**Exercise description:** Put every line of the data below, from the start down through the line that contains "calendar-cell: 19 Sunrise: 7:37", into a JSON list of strings with one string per line, omitting blank lines.

╭──

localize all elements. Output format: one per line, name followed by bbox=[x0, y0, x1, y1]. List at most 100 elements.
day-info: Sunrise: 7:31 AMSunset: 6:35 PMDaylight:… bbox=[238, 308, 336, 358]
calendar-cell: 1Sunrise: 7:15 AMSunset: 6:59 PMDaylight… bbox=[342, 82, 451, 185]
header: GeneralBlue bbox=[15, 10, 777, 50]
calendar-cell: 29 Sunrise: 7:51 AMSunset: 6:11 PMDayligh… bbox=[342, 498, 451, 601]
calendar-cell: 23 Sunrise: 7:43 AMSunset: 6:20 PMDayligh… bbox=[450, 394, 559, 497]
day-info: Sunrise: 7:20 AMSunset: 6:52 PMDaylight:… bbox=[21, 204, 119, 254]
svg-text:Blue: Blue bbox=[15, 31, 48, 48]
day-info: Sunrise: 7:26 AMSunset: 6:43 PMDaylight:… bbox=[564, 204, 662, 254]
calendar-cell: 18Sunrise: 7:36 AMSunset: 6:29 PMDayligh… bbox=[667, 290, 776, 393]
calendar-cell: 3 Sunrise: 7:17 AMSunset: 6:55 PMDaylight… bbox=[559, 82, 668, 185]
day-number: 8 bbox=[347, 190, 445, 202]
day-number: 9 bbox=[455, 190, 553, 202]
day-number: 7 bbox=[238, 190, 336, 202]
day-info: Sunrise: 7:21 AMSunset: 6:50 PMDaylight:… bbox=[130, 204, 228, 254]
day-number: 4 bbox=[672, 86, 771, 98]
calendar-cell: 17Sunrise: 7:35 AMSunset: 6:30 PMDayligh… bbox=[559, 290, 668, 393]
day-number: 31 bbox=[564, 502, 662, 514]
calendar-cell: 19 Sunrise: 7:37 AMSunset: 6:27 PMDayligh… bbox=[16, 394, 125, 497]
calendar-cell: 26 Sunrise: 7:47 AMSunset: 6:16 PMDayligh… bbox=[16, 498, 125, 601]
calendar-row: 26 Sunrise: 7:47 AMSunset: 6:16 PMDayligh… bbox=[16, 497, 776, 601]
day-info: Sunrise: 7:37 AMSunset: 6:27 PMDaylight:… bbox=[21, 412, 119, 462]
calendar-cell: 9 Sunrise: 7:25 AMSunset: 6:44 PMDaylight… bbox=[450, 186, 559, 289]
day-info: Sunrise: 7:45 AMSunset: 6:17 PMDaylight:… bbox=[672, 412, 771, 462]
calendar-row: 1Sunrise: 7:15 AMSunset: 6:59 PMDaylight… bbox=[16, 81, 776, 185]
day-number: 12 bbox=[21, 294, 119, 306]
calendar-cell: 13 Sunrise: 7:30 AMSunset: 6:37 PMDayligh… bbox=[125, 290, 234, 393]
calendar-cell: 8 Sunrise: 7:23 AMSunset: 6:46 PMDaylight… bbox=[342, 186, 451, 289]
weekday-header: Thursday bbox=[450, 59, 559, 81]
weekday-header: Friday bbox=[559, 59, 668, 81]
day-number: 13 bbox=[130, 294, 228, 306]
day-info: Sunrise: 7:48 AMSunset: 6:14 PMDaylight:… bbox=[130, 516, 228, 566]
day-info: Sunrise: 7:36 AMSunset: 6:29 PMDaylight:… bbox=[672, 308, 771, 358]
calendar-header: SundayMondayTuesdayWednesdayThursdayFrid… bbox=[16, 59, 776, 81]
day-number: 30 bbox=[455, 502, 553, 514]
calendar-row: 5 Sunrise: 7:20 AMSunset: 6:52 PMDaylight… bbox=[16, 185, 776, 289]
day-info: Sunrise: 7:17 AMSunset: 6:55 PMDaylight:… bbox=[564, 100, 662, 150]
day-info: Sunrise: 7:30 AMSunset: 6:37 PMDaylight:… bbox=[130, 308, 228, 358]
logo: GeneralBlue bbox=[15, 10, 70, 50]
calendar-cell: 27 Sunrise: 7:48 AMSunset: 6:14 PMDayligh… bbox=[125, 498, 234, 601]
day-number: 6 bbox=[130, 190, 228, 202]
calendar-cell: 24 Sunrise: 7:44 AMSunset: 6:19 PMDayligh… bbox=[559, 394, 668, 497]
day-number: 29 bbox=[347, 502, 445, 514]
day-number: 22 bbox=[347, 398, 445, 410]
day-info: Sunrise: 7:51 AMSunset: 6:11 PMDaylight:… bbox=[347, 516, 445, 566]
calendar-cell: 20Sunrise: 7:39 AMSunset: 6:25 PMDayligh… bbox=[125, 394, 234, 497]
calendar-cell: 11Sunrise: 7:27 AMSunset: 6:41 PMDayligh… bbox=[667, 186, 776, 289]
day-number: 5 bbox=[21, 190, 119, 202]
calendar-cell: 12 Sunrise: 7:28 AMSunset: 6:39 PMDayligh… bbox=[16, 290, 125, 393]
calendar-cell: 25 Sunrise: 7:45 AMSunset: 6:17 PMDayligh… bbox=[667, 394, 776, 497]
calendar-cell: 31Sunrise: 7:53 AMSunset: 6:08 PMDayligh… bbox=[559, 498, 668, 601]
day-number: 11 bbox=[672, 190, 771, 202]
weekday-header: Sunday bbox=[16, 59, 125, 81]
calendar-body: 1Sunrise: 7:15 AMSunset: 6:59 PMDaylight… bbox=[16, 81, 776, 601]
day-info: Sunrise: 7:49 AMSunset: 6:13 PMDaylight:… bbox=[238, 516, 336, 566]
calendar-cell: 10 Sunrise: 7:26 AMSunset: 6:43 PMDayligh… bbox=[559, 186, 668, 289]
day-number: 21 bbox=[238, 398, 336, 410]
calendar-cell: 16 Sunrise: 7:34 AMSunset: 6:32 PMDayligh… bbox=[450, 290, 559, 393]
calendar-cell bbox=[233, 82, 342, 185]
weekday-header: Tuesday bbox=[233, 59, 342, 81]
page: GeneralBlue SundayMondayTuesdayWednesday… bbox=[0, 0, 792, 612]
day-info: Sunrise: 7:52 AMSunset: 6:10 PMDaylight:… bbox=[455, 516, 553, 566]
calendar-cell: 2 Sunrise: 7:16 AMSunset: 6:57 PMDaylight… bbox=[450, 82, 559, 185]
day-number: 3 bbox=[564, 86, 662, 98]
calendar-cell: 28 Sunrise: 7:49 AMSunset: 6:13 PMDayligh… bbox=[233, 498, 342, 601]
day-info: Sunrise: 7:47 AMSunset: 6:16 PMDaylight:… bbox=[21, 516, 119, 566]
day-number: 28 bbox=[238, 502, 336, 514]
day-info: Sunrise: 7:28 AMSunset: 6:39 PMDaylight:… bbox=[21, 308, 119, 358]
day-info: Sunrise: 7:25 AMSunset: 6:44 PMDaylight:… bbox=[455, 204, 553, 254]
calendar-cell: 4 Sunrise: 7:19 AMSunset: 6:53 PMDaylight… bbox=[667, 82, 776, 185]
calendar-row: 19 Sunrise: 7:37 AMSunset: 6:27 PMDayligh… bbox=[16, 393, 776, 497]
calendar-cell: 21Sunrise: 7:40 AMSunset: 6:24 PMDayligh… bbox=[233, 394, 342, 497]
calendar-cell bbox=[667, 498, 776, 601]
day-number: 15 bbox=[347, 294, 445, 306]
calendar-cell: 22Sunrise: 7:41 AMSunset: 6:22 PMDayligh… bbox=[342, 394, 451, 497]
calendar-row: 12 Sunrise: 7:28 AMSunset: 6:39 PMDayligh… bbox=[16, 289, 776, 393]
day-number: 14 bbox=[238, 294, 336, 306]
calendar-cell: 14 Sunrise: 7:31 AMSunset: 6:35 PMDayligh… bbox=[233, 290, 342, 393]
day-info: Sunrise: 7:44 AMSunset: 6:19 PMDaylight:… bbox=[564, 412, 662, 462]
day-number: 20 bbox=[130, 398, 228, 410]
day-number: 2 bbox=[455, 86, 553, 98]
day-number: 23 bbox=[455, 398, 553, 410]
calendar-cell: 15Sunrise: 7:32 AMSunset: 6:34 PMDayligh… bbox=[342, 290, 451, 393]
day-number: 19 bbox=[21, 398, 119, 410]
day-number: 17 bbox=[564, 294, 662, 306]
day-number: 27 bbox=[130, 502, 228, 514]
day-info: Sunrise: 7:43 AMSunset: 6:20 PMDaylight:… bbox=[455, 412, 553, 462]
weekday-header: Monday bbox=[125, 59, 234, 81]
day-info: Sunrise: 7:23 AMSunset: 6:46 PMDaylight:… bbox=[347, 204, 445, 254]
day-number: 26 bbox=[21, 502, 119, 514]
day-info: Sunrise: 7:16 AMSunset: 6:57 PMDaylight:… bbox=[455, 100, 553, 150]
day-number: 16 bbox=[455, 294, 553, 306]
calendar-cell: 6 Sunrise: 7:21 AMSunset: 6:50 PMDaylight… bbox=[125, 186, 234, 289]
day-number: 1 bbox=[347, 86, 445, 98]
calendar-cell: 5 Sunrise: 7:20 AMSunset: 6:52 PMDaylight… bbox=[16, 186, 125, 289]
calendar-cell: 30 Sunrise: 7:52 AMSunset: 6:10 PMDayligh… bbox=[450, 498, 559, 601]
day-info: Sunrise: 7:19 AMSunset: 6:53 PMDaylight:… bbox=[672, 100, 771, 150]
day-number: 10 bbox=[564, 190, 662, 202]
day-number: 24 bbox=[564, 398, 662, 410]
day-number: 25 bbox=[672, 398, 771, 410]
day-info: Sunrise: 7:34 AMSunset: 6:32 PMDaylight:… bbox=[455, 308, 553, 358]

╰──

**Result of this exercise:**
[
  "localize all elements. Output format: one per line, name followed by bbox=[x0, y0, x1, y1]. List at most 100 elements.",
  "day-info: Sunrise: 7:31 AMSunset: 6:35 PMDaylight:… bbox=[238, 308, 336, 358]",
  "calendar-cell: 1Sunrise: 7:15 AMSunset: 6:59 PMDaylight… bbox=[342, 82, 451, 185]",
  "header: GeneralBlue bbox=[15, 10, 777, 50]",
  "calendar-cell: 29 Sunrise: 7:51 AMSunset: 6:11 PMDayligh… bbox=[342, 498, 451, 601]",
  "calendar-cell: 23 Sunrise: 7:43 AMSunset: 6:20 PMDayligh… bbox=[450, 394, 559, 497]",
  "day-info: Sunrise: 7:20 AMSunset: 6:52 PMDaylight:… bbox=[21, 204, 119, 254]",
  "svg-text:Blue: Blue bbox=[15, 31, 48, 48]",
  "day-info: Sunrise: 7:26 AMSunset: 6:43 PMDaylight:… bbox=[564, 204, 662, 254]",
  "calendar-cell: 18Sunrise: 7:36 AMSunset: 6:29 PMDayligh… bbox=[667, 290, 776, 393]",
  "calendar-cell: 3 Sunrise: 7:17 AMSunset: 6:55 PMDaylight… bbox=[559, 82, 668, 185]",
  "day-number: 8 bbox=[347, 190, 445, 202]",
  "day-number: 9 bbox=[455, 190, 553, 202]",
  "day-number: 7 bbox=[238, 190, 336, 202]",
  "day-info: Sunrise: 7:21 AMSunset: 6:50 PMDaylight:… bbox=[130, 204, 228, 254]",
  "day-number: 4 bbox=[672, 86, 771, 98]",
  "calendar-cell: 17Sunrise: 7:35 AMSunset: 6:30 PMDayligh… bbox=[559, 290, 668, 393]",
  "day-number: 31 bbox=[564, 502, 662, 514]",
  "calendar-cell: 19 Sunrise: 7:37 AMSunset: 6:27 PMDayligh… bbox=[16, 394, 125, 497]"
]